Dataset listings of figures:
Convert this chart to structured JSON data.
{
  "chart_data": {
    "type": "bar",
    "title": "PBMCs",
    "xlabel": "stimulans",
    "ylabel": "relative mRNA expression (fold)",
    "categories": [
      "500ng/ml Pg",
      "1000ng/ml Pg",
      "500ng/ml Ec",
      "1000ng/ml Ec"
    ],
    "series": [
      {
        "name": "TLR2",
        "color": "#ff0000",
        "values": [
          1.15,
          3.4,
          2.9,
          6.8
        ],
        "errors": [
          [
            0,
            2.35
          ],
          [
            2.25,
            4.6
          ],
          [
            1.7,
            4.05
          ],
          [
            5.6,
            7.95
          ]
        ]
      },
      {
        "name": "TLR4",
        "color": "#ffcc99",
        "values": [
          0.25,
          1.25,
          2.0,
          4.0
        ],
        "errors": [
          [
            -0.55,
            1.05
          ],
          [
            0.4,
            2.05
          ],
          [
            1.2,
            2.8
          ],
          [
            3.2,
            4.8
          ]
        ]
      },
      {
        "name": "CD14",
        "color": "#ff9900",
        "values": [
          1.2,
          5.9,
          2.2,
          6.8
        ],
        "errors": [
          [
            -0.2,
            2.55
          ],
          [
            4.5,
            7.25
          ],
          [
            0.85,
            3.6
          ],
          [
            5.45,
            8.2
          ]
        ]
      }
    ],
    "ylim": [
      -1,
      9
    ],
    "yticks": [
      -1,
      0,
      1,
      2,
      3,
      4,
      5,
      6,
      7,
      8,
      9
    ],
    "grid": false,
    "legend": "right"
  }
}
---
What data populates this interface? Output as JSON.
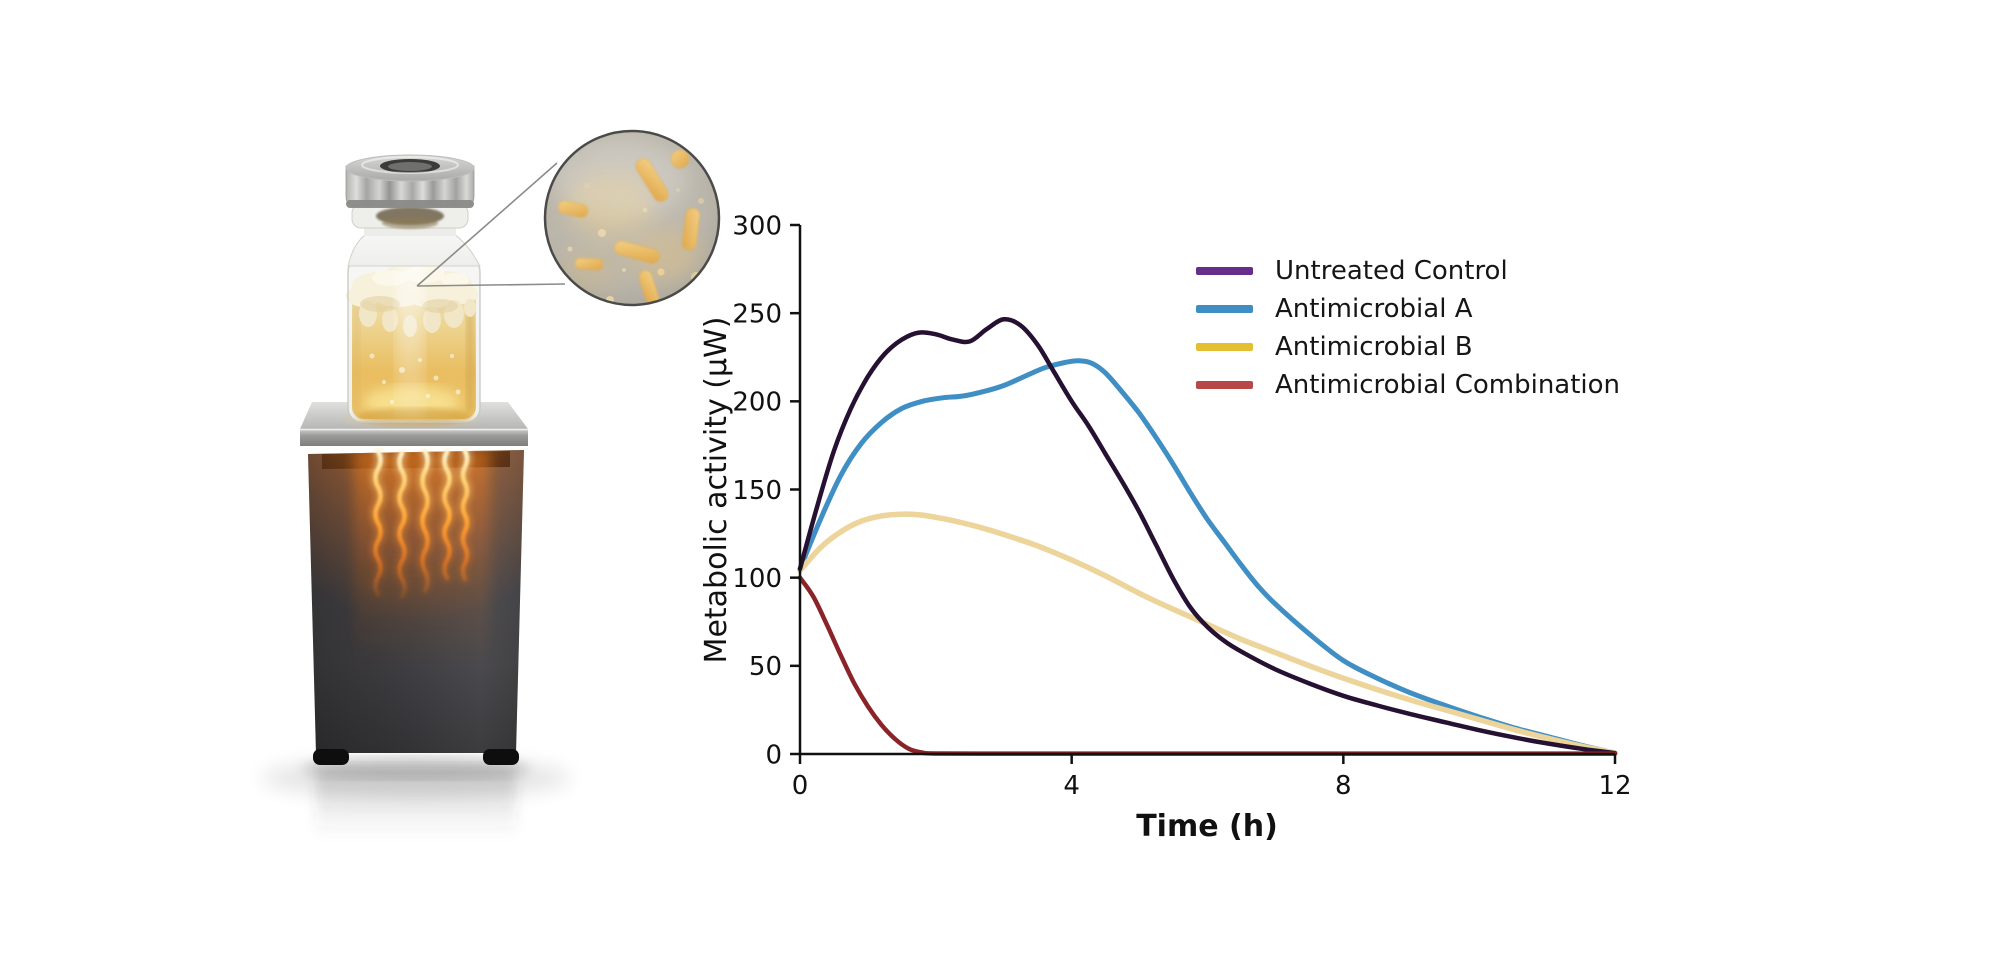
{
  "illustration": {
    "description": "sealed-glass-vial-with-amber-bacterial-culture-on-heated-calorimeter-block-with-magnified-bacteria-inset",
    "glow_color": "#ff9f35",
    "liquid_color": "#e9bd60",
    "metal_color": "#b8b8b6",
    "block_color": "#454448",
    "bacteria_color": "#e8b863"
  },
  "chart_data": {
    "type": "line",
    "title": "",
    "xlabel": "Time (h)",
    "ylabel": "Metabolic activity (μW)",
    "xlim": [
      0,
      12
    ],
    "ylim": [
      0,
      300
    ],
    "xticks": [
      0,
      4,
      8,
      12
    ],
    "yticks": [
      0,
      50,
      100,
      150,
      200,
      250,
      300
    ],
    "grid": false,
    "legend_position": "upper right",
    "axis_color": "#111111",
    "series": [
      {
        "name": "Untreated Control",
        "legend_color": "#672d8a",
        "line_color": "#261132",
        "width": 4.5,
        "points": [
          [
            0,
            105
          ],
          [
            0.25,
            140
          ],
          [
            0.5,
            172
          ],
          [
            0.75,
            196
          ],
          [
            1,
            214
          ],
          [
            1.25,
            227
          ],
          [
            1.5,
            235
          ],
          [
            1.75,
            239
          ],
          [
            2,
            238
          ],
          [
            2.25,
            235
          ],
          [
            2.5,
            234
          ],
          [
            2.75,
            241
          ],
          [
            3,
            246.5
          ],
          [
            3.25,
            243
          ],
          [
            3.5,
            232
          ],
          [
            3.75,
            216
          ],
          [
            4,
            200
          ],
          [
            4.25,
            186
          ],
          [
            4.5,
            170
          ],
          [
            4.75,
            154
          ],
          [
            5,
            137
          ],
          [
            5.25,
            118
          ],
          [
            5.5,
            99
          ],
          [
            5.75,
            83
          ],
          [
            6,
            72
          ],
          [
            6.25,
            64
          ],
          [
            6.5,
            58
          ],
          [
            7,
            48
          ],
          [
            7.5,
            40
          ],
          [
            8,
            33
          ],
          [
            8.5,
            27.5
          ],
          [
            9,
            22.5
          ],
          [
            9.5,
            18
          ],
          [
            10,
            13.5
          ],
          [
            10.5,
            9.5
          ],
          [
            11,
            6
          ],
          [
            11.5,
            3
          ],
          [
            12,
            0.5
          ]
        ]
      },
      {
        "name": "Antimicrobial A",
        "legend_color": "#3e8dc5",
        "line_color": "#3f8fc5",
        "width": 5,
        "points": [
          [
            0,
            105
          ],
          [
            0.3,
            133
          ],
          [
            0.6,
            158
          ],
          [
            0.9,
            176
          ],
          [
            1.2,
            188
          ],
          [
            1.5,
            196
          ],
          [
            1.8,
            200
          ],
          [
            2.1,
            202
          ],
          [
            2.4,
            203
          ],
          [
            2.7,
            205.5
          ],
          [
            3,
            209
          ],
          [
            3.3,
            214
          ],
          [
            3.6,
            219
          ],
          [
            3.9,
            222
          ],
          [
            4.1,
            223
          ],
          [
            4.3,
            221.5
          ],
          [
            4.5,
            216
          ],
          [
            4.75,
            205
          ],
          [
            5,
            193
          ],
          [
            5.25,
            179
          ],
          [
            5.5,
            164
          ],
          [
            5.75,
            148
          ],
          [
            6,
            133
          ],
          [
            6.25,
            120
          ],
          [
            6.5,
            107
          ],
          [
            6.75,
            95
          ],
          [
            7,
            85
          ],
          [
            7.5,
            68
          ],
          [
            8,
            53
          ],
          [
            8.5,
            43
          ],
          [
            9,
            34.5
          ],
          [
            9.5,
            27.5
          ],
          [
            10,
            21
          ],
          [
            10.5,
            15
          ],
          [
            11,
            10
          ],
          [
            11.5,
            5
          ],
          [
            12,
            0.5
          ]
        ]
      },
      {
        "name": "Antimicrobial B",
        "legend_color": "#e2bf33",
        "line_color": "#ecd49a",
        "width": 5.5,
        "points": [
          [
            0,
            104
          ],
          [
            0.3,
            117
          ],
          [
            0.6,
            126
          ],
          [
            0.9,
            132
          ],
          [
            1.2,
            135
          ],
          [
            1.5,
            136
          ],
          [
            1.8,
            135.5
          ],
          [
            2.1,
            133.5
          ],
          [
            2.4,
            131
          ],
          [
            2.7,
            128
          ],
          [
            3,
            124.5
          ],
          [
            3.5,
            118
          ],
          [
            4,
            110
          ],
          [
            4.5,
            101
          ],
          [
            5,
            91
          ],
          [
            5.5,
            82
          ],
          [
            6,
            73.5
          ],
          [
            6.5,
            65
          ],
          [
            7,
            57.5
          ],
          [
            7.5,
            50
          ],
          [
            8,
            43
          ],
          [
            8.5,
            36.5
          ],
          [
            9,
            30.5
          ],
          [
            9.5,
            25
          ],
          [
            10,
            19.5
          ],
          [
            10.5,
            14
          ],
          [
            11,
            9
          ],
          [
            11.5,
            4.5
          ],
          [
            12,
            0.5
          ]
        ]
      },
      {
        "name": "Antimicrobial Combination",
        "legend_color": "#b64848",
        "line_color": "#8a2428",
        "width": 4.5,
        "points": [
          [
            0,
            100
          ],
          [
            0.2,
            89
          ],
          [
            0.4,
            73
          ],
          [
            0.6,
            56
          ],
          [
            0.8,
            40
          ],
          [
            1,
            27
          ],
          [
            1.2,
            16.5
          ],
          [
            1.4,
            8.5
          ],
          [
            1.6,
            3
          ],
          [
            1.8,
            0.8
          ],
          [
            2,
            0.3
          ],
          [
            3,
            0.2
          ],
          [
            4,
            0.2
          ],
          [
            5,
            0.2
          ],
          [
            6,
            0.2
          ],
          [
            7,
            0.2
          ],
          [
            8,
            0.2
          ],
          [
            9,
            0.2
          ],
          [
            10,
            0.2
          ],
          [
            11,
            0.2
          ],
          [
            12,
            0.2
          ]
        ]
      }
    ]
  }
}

» **Exercise objective**: Your reply should hold every line from the data that contains "JSON", copied in full.

» **Your response**:
Convert this chart to structured JSON data.
What data populates this interface? Output as JSON.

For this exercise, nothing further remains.